- **TASK OBJECTIVE**: State how many lines of the records contain the string "failed". Give the number alone.

----------------

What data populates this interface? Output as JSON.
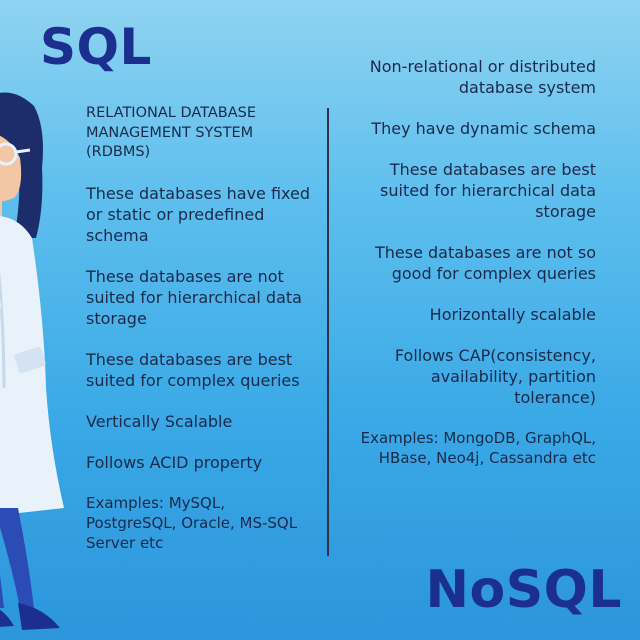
{
  "titles": {
    "sql": "SQL",
    "nosql": "NoSQL"
  },
  "sql_points": [
    "RELATIONAL DATABASE MANAGEMENT SYSTEM (RDBMS)",
    "These databases have fixed or static or predefined schema",
    "These databases are not suited for hierarchical data storage",
    "These databases are best suited for complex queries",
    "Vertically Scalable",
    "Follows ACID property",
    "Examples: MySQL, PostgreSQL, Oracle, MS-SQL Server etc"
  ],
  "nosql_points": [
    "Non-relational or distributed database system",
    "They have dynamic schema",
    "These databases are best suited for hierarchical data storage",
    "These databases are not so good for complex queries",
    "Horizontally scalable",
    "Follows CAP(consistency, availability, partition tolerance)",
    "Examples: MongoDB, GraphQL, HBase, Neo4j, Cassandra etc"
  ],
  "colors": {
    "title": "#1b2f8f",
    "text": "#1b2a4a",
    "bg_top": "#8fd3f1",
    "bg_bottom": "#2c95dc"
  },
  "illustration": "scientist-woman-in-lab-coat"
}
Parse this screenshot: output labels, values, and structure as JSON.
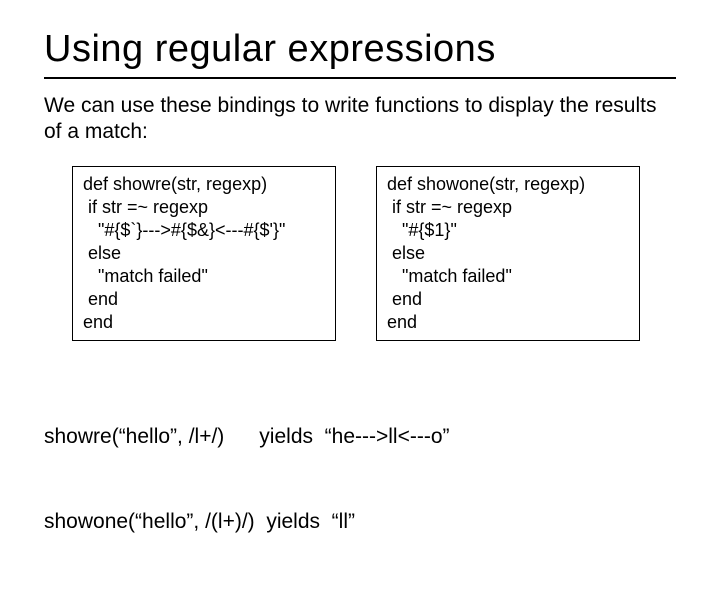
{
  "title": "Using regular expressions",
  "intro": "We can use these bindings to write functions to display the results of a match:",
  "code_left": "def showre(str, regexp)\n if str =~ regexp\n   \"#{$`}--->#{$&}<---#{$'}\"\n else\n   \"match failed\"\n end\nend",
  "code_right": "def showone(str, regexp)\n if str =~ regexp\n   \"#{$1}\"\n else\n   \"match failed\"\n end\nend",
  "example1": "showre(“hello”, /l+/)      yields  “he--->ll<---o”",
  "example2": "showone(“hello”, /(l+)/)  yields  “ll”"
}
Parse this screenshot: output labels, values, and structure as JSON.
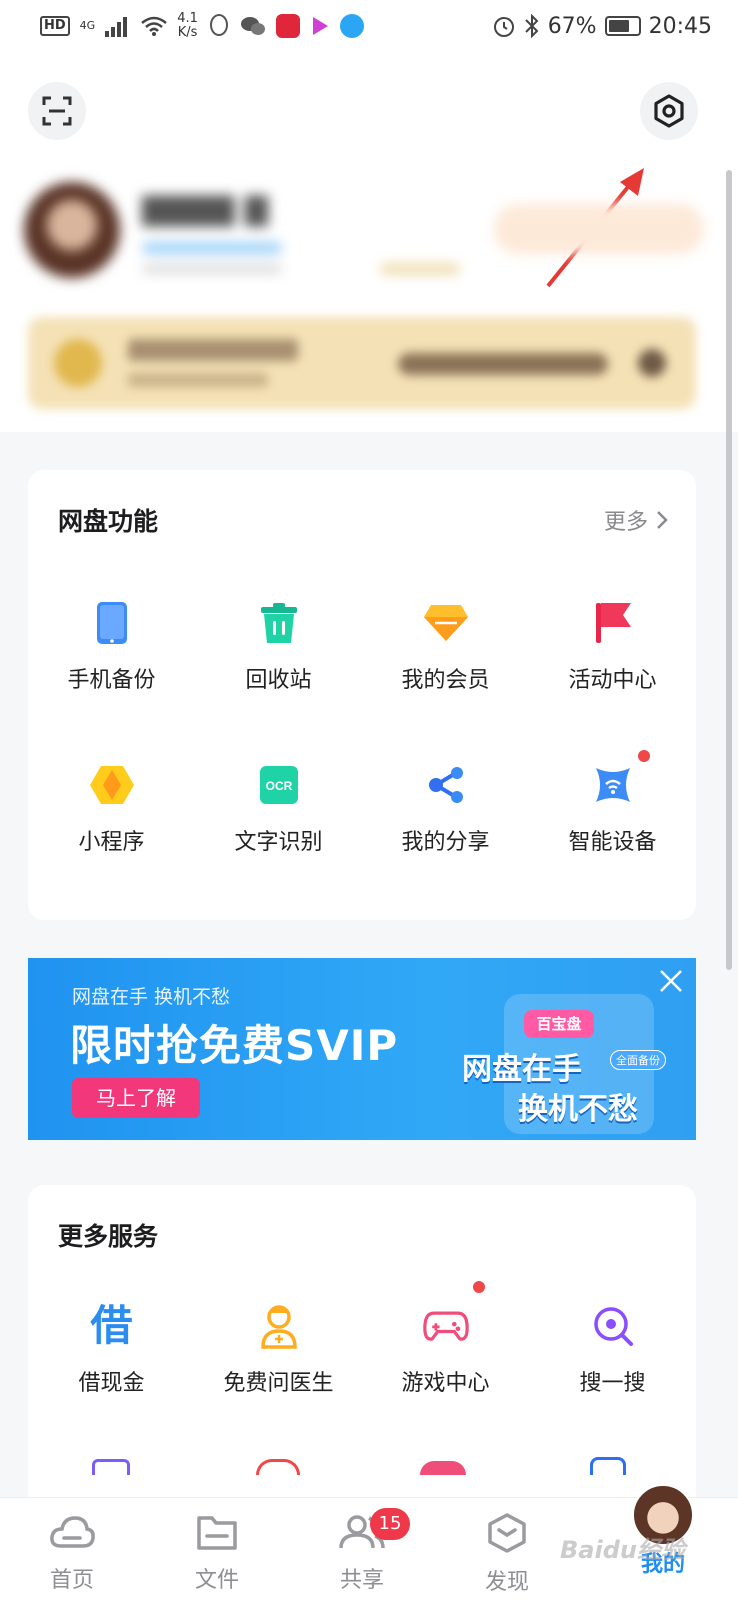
{
  "status_bar": {
    "hd": "HD",
    "network": "4G",
    "speed_value": "4.1",
    "speed_unit": "K/s",
    "battery": "67%",
    "time": "20:45"
  },
  "header": {
    "scan_icon": "scan-icon",
    "settings_icon": "settings-hexagon-icon"
  },
  "features": {
    "title": "网盘功能",
    "more": "更多",
    "items": [
      {
        "label": "手机备份",
        "icon": "phone-backup-icon",
        "color": "#3d8bf5"
      },
      {
        "label": "回收站",
        "icon": "trash-icon",
        "color": "#1fc9a4"
      },
      {
        "label": "我的会员",
        "icon": "diamond-icon",
        "color": "#ffb21c"
      },
      {
        "label": "活动中心",
        "icon": "flag-icon",
        "color": "#f2385a"
      },
      {
        "label": "小程序",
        "icon": "hexagon-icon",
        "color": "#ffcc1c"
      },
      {
        "label": "文字识别",
        "icon": "ocr-icon",
        "color": "#1fd3a6",
        "icon_text": "OCR"
      },
      {
        "label": "我的分享",
        "icon": "share-icon",
        "color": "#2f6ff0"
      },
      {
        "label": "智能设备",
        "icon": "smart-device-icon",
        "color": "#3d8bf5"
      }
    ]
  },
  "banner": {
    "subtitle": "网盘在手 换机不愁",
    "title": "限时抢免费SVIP",
    "cta": "马上了解",
    "art_logo": "百宝盘",
    "art_line1": "网盘在手",
    "art_line2": "换机不愁",
    "art_pill": "全面备份"
  },
  "services": {
    "title": "更多服务",
    "items": [
      {
        "label": "借现金",
        "icon": "loan-icon",
        "icon_text": "借",
        "color": "#2c8df0"
      },
      {
        "label": "免费问医生",
        "icon": "doctor-icon",
        "color": "#ffad1f"
      },
      {
        "label": "游戏中心",
        "icon": "gamepad-icon",
        "color": "#f04e7a"
      },
      {
        "label": "搜一搜",
        "icon": "search-icon",
        "color": "#8a4dff"
      }
    ]
  },
  "bottom_nav": {
    "tabs": [
      {
        "label": "首页",
        "icon": "cloud-icon"
      },
      {
        "label": "文件",
        "icon": "folder-icon"
      },
      {
        "label": "共享",
        "icon": "people-icon",
        "badge": "15"
      },
      {
        "label": "发现",
        "icon": "cube-icon"
      },
      {
        "label": "我的",
        "icon": "avatar-icon"
      }
    ]
  },
  "watermark": "Baidu经验",
  "colors": {
    "accent": "#1f8df0",
    "badge_red": "#f0384b",
    "banner_blue": "#2a9df4",
    "cta_pink": "#f2387a"
  }
}
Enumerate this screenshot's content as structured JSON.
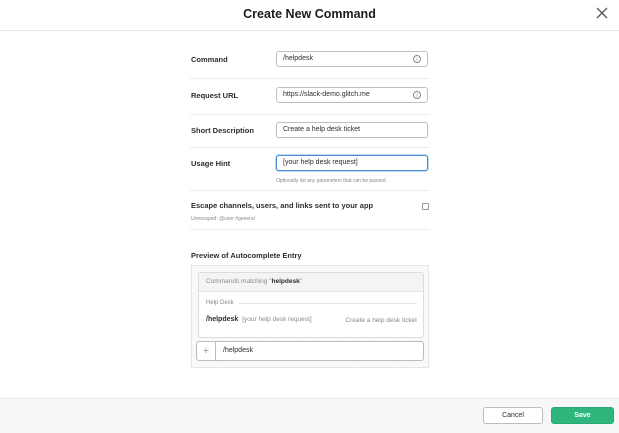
{
  "dialog": {
    "title": "Create New Command"
  },
  "form": {
    "command": {
      "label": "Command",
      "value": "/helpdesk"
    },
    "request_url": {
      "label": "Request URL",
      "value": "https://slack-demo.glitch.me"
    },
    "short_description": {
      "label": "Short Description",
      "value": "Create a help desk ticket"
    },
    "usage_hint": {
      "label": "Usage Hint",
      "value": "[your help desk request]",
      "help": "Optionally list any parameters that can be passed."
    },
    "escape": {
      "label": "Escape channels, users, and links sent to your app",
      "sub": "Unescaped: @user #general",
      "checked": false
    },
    "info_icon": "i"
  },
  "preview": {
    "title": "Preview of Autocomplete Entry",
    "matching_prefix": "Commands matching \"",
    "matching_term": "helpdesk",
    "matching_suffix": "\"",
    "group": "Help Desk",
    "command": "/helpdesk",
    "hint": "[your help desk request]",
    "description": "Create a help desk ticket",
    "input_plus": "+",
    "input_text": "/helpdesk"
  },
  "footer": {
    "cancel": "Cancel",
    "save": "Save"
  },
  "colors": {
    "save": "#2eb67d",
    "focus": "#4a8fd6"
  }
}
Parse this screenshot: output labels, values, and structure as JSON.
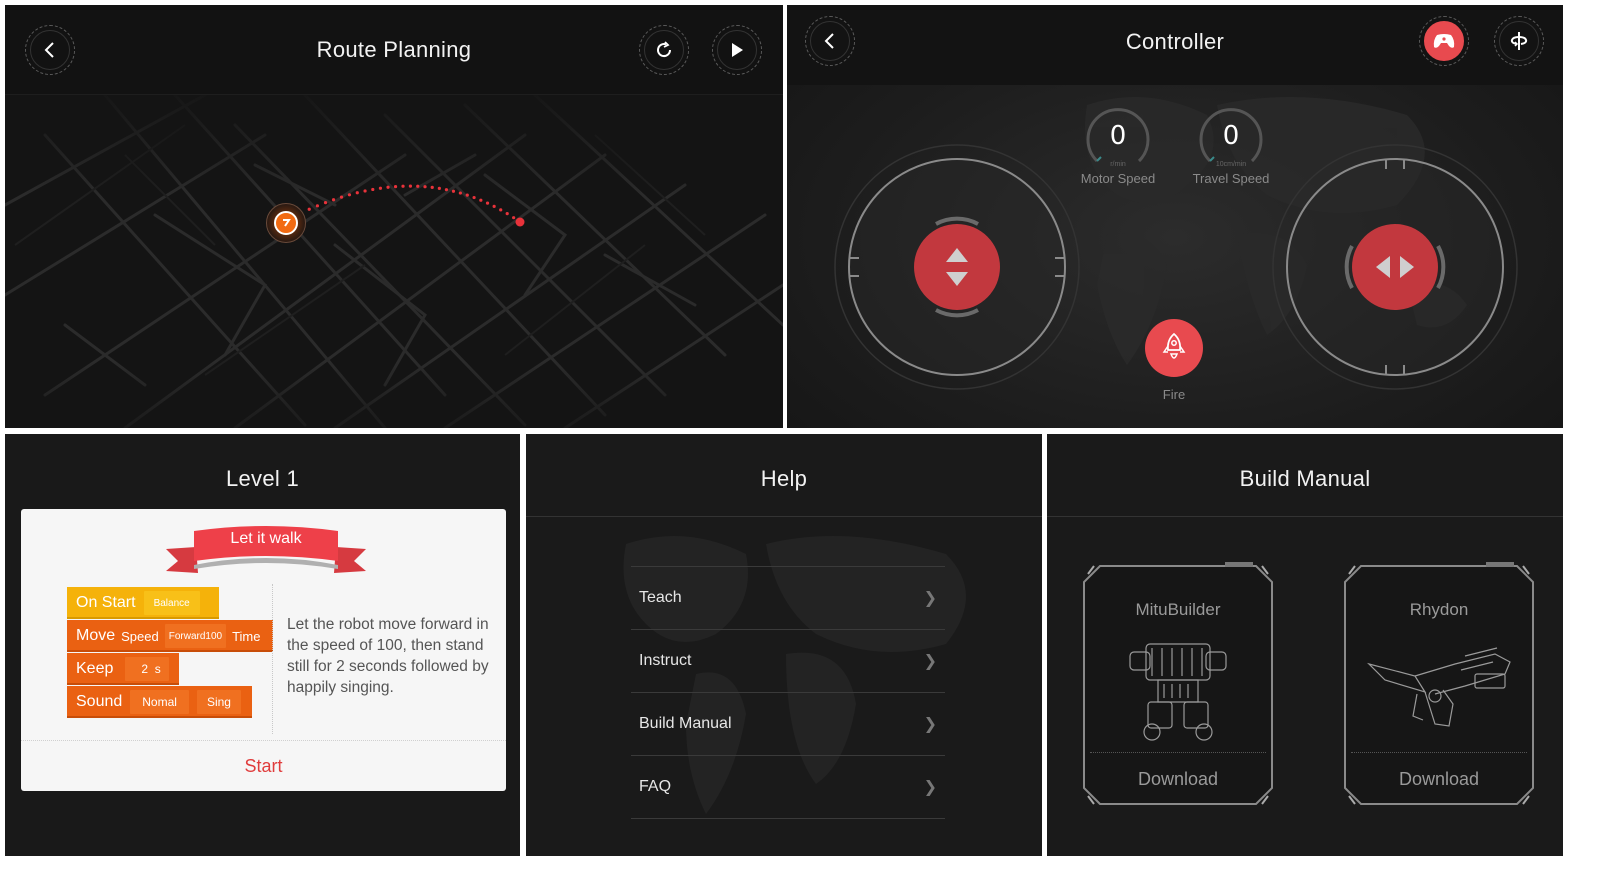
{
  "route_planning": {
    "title": "Route Planning",
    "back_icon": "chevron-left-icon",
    "refresh_icon": "refresh-icon",
    "play_icon": "play-icon",
    "start_marker_icon": "location-marker-icon",
    "route_color": "#e8323a",
    "marker_color": "#f26a12"
  },
  "controller": {
    "title": "Controller",
    "back_icon": "chevron-left-icon",
    "gamepad_icon": "gamepad-icon",
    "rotate_icon": "rotate-axis-icon",
    "accent_color": "#e84a4f",
    "gauges": [
      {
        "value": "0",
        "unit": "r/min",
        "label": "Motor Speed"
      },
      {
        "value": "0",
        "unit": "10cm/min",
        "label": "Travel Speed"
      }
    ],
    "left_joystick_icon": "up-down-arrows-icon",
    "right_joystick_icon": "left-right-arrows-icon",
    "fire_label": "Fire",
    "fire_icon": "rocket-icon"
  },
  "level": {
    "title": "Level 1",
    "ribbon": "Let it walk",
    "blocks": {
      "on_start": {
        "label": "On Start",
        "slot": "Balance"
      },
      "move": {
        "label": "Move",
        "speed_label": "Speed",
        "slot": "Forward100",
        "time_label": "Time"
      },
      "keep": {
        "label": "Keep",
        "value": "2",
        "unit": "s"
      },
      "sound": {
        "label": "Sound",
        "slot1": "Nomal",
        "slot2": "Sing"
      }
    },
    "description": "Let the robot move forward in the speed of 100, then stand still for 2 seconds followed by happily singing.",
    "start_label": "Start"
  },
  "help": {
    "title": "Help",
    "items": [
      {
        "label": "Teach"
      },
      {
        "label": "Instruct"
      },
      {
        "label": "Build Manual"
      },
      {
        "label": "FAQ"
      }
    ]
  },
  "build_manual": {
    "title": "Build Manual",
    "robots": [
      {
        "name": "MituBuilder",
        "action": "Download"
      },
      {
        "name": "Rhydon",
        "action": "Download"
      }
    ]
  }
}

----------------

- **EXERCISE ANSWER**: 2